OBJECTIVE:
Each line in the entries below that holds the string "Lavaggio" is to be listed.

Extracted data entries
....

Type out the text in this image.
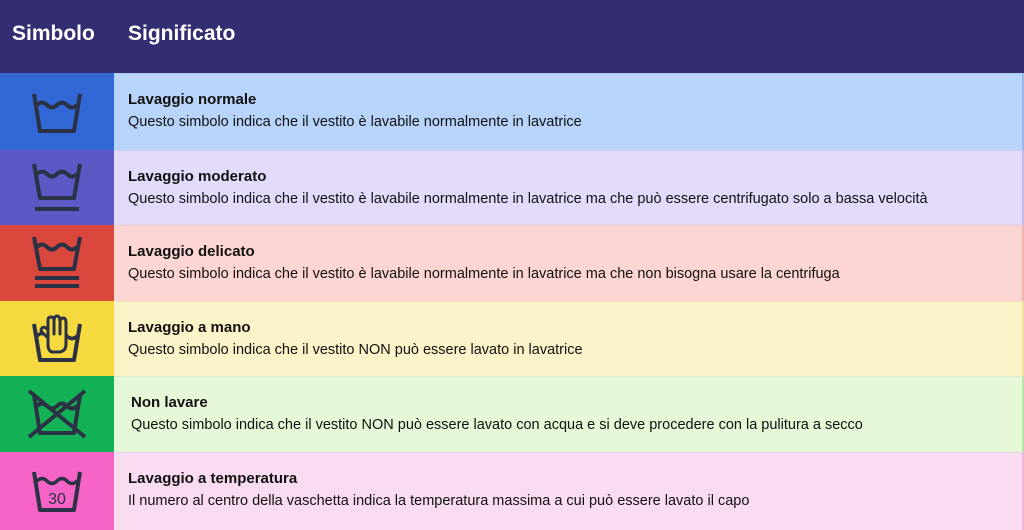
Simbolo Significato
Lavaggio normale
Questo simbolo indica che il vestito è lavabile normalmente in lavatrice
Lavaggio moderato
Questo simbolo indica che il vestito è lavabile normalmente in lavatrice ma che può essere centrifugato solo a bassa velocità
Lavaggio delicato
Questo simbolo indica che il vestito è lavabile normalmente in lavatrice ma che non bisogna usare la centrifuga
Lavaggio a mano
Questo simbolo indica che il vestito NON può essere lavato in lavatrice
Non lavare
Questo simbolo indica che il vestito NON può essere lavato con acqua e si deve procedere con la pulitura a secco
30
Lavaggio a temperatura
Il numero al centro della vaschetta indica la temperatura massima a cui può essere lavato il capo
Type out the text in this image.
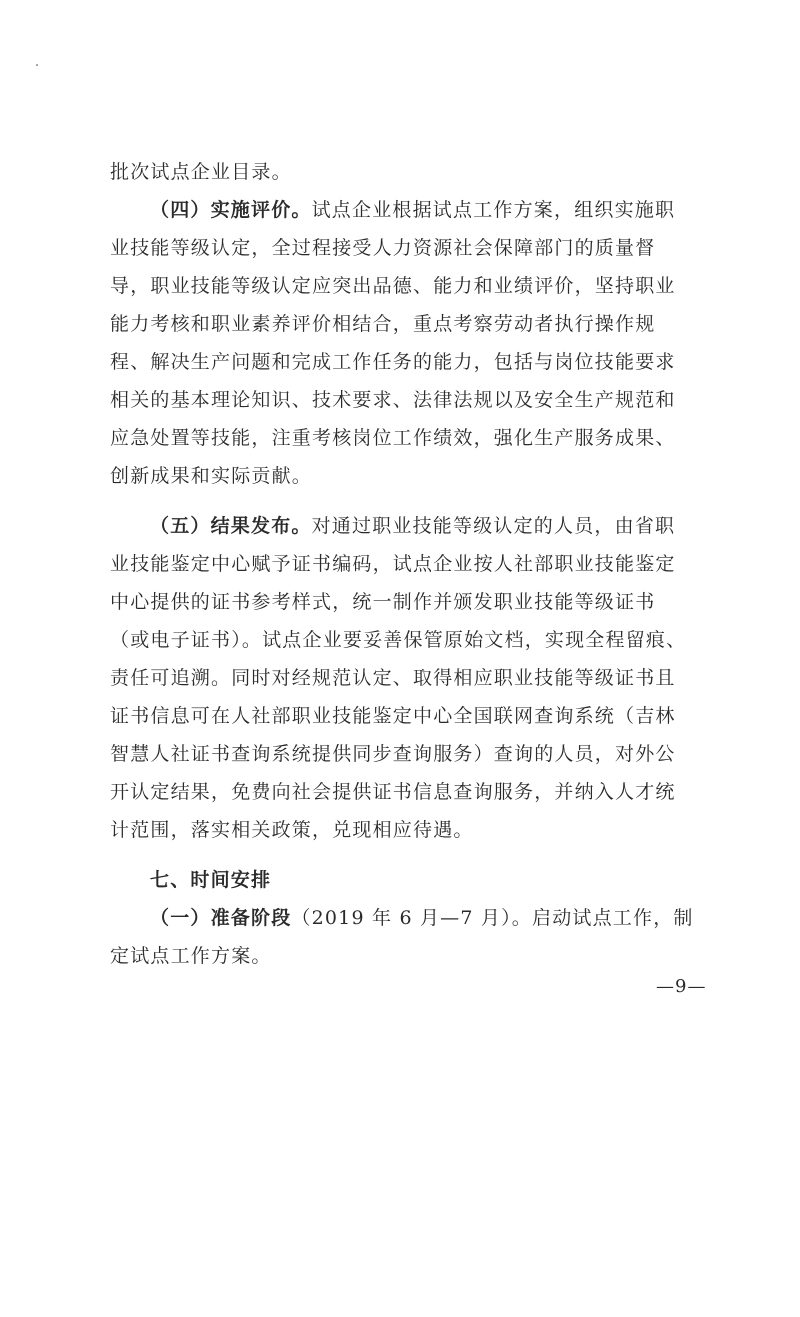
批次试点企业目录。
（四）实施评价。试点企业根据试点工作方案，组织实施职
业技能等级认定，全过程接受人力资源社会保障部门的质量督
导，职业技能等级认定应突出品德、能力和业绩评价，坚持职业
能力考核和职业素养评价相结合，重点考察劳动者执行操作规
程、解决生产问题和完成工作任务的能力，包括与岗位技能要求
相关的基本理论知识、技术要求、法律法规以及安全生产规范和
应急处置等技能，注重考核岗位工作绩效，强化生产服务成果、
创新成果和实际贡献。
（五）结果发布。对通过职业技能等级认定的人员，由省职
业技能鉴定中心赋予证书编码，试点企业按人社部职业技能鉴定
中心提供的证书参考样式，统一制作并颁发职业技能等级证书
（或电子证书）。试点企业要妥善保管原始文档，实现全程留痕、
责任可追溯。同时对经规范认定、取得相应职业技能等级证书且
证书信息可在人社部职业技能鉴定中心全国联网查询系统（吉林
智慧人社证书查询系统提供同步查询服务）查询的人员，对外公
开认定结果，免费向社会提供证书信息查询服务，并纳入人才统
计范围，落实相关政策，兑现相应待遇。
七、时间安排
（一）准备阶段（2019 年 6 月—7 月）。启动试点工作，制
定试点工作方案。
—9—
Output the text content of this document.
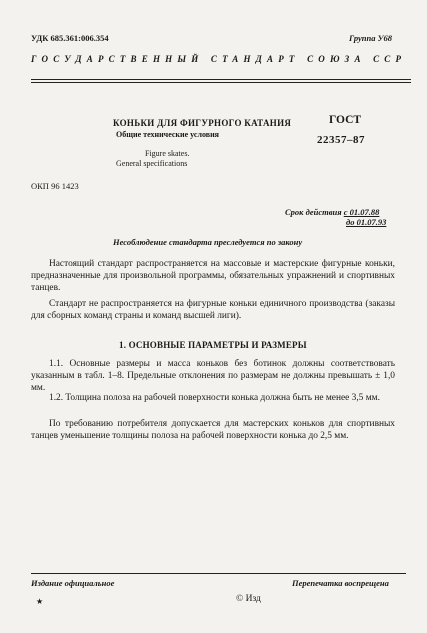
УДК 685.361:006.354	Группа У68
ГОСУДАРСТВЕННЫЙ СТАНДАРТ СОЮЗА ССР
КОНЬКИ ДЛЯ ФИГУРНОГО КАТАНИЯ
Общие технические условия
ГОСТ
22357–87
Figure skates.
General specifications
ОКП 96 1423
Срок действия с 01.07.88
до 01.07.93
Несоблюдение стандарта преследуется по закону
Настоящий стандарт распространяется на массовые и мастерские фигурные коньки, предназначенные для произвольной программы, обязательных упражнений и спортивных танцев.
Стандарт не распространяется на фигурные коньки единичного производства (заказы для сборных команд страны и команд высшей лиги).
1. ОСНОВНЫЕ ПАРАМЕТРЫ И РАЗМЕРЫ
1.1. Основные размеры и масса коньков без ботинок должны соответствовать указанным в табл. 1–8. Предельные отклонения по размерам не должны превышать ± 1,0 мм.
1.2. Толщина полоза на рабочей поверхности конька должна быть не менее 3,5 мм.
По требованию потребителя допускается для мастерских коньков для спортивных танцев уменьшение толщины полоза на рабочей поверхности конька до 2,5 мм.
Издание официальное	Перепечатка воспрещена
★	© Изд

....

RESPONSE:
Lavaggio normale
Lavaggio moderato
Lavaggio delicato
Lavaggio a mano
Lavaggio a temperatura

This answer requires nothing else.